The exercise: Copy out every line in which the string "JSON" occurs.

Given data:

——————

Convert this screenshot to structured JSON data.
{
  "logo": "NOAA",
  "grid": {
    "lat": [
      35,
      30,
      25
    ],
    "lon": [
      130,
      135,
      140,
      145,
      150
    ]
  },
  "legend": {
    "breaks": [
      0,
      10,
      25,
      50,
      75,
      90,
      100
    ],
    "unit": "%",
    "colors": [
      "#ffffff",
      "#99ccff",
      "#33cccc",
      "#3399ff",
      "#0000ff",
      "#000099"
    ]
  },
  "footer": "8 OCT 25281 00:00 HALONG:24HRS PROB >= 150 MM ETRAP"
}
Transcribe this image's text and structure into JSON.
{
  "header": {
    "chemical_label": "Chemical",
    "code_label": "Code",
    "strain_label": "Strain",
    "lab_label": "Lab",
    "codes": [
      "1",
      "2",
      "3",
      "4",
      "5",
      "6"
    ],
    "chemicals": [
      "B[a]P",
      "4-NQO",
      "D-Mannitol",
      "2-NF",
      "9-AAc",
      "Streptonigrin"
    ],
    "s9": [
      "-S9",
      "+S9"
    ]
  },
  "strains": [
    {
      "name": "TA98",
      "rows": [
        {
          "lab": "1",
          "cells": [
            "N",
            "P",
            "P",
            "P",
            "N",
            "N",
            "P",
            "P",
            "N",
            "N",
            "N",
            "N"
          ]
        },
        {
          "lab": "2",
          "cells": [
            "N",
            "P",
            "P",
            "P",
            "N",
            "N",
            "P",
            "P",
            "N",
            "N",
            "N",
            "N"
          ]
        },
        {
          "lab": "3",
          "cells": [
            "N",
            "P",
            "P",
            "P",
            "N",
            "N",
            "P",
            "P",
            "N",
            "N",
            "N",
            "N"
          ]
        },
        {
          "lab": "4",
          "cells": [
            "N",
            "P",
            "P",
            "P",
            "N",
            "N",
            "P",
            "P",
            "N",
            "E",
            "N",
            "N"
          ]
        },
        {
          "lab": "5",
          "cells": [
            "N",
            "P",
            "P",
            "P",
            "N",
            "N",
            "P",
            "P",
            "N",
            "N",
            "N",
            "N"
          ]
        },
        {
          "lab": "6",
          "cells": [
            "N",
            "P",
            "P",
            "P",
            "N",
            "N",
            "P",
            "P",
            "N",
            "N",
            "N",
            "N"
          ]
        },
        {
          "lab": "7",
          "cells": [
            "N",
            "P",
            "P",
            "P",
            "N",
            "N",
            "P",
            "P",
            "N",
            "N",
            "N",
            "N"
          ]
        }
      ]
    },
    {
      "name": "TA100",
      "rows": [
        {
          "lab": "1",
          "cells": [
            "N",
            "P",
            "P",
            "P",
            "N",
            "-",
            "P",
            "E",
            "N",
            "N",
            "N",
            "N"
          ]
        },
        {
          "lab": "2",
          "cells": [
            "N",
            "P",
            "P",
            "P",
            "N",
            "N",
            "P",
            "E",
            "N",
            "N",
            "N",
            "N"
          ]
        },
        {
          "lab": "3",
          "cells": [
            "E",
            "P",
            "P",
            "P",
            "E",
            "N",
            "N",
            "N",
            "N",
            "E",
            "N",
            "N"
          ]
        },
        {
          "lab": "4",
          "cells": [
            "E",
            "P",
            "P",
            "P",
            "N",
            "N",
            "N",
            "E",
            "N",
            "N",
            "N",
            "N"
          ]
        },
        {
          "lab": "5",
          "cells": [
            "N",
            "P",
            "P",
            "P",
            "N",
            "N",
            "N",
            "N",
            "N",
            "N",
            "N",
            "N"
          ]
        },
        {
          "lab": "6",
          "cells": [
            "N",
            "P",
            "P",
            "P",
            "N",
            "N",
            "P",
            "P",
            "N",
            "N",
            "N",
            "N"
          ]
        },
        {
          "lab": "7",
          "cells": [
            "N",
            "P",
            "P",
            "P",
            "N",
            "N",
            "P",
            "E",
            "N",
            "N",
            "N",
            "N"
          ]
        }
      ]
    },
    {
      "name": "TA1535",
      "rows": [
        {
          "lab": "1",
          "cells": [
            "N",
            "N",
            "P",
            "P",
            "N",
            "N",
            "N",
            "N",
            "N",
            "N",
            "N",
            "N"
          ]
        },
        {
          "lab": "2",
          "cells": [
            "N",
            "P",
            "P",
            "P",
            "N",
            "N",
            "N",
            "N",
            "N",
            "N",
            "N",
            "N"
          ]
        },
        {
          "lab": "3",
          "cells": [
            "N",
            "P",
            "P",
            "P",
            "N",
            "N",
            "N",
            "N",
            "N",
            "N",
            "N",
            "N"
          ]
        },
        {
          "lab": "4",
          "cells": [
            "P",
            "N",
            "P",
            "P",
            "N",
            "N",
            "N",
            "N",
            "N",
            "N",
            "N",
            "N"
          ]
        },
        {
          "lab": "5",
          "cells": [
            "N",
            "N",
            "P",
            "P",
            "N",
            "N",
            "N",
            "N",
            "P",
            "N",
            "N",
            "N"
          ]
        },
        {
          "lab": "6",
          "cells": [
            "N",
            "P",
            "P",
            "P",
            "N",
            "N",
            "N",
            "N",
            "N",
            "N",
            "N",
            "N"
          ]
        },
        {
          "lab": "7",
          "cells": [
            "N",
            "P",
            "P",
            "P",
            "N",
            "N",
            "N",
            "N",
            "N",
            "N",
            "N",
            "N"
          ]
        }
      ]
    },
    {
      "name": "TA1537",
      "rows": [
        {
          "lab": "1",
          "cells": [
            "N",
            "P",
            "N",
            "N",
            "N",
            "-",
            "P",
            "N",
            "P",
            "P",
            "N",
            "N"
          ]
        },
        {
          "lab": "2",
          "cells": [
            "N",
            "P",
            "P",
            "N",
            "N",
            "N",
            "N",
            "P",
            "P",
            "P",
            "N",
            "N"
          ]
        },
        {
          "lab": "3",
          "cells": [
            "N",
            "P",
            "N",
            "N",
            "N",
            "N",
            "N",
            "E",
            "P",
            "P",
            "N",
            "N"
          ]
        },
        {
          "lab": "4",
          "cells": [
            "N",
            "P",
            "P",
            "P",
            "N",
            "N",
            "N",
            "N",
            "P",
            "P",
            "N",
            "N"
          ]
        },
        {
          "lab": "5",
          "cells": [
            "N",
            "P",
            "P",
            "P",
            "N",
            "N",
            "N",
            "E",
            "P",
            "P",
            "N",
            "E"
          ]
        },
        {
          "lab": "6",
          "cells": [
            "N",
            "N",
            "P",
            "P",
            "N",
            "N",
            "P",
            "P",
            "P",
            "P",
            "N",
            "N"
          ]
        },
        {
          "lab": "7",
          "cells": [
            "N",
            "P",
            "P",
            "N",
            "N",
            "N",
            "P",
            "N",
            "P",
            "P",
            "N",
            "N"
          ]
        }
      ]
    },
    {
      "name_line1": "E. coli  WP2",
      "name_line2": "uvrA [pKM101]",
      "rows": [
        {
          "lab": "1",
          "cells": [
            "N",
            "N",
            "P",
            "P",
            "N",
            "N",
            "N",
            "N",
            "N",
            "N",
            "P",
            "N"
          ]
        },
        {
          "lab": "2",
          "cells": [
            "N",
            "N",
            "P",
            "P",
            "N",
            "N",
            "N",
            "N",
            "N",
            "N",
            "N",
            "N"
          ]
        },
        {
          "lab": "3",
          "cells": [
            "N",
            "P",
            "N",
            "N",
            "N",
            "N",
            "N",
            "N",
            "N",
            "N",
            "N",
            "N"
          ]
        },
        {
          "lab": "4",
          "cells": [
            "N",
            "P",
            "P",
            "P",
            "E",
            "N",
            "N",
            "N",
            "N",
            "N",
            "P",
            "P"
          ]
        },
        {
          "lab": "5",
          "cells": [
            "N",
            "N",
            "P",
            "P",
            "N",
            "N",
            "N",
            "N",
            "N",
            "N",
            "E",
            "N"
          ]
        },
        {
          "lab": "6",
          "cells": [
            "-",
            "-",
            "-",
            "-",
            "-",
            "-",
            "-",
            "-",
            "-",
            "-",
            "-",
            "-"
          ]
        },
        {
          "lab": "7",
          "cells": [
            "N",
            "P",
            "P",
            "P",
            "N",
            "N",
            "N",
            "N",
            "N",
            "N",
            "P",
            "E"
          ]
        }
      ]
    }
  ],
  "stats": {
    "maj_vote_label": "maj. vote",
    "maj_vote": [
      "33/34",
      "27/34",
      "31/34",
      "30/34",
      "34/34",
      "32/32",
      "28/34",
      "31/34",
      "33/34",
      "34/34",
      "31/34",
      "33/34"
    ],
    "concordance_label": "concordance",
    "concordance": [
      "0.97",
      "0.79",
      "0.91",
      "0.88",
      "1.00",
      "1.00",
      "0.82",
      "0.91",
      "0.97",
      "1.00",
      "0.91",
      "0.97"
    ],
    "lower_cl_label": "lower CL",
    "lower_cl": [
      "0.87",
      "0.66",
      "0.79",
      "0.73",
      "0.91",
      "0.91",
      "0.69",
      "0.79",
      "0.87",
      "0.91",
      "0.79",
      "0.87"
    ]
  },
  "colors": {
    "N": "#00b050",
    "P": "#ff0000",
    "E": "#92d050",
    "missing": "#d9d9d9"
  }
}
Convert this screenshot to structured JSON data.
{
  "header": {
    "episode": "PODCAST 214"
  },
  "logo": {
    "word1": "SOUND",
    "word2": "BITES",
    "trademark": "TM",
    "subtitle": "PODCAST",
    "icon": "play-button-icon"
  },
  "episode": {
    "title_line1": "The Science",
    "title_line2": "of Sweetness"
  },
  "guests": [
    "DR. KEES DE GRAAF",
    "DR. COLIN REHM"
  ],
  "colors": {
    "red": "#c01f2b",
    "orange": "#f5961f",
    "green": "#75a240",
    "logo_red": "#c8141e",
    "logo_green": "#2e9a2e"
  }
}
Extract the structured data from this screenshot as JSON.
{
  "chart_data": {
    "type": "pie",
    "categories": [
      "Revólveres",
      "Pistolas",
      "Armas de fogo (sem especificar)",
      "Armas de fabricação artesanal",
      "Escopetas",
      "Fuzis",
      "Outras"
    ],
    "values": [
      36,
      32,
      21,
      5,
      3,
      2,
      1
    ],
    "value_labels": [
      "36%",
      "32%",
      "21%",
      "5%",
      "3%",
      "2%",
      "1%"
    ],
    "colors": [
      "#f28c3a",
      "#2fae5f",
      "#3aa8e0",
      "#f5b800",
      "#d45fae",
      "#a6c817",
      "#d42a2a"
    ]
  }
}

——————

Response to this exercise:
Convert this screenshot to structured JSON data.
Transcribe this image's text and structure into JSON.
Convert this screenshot to structured JSON data.
Extract the structured data from this screenshot as JSON.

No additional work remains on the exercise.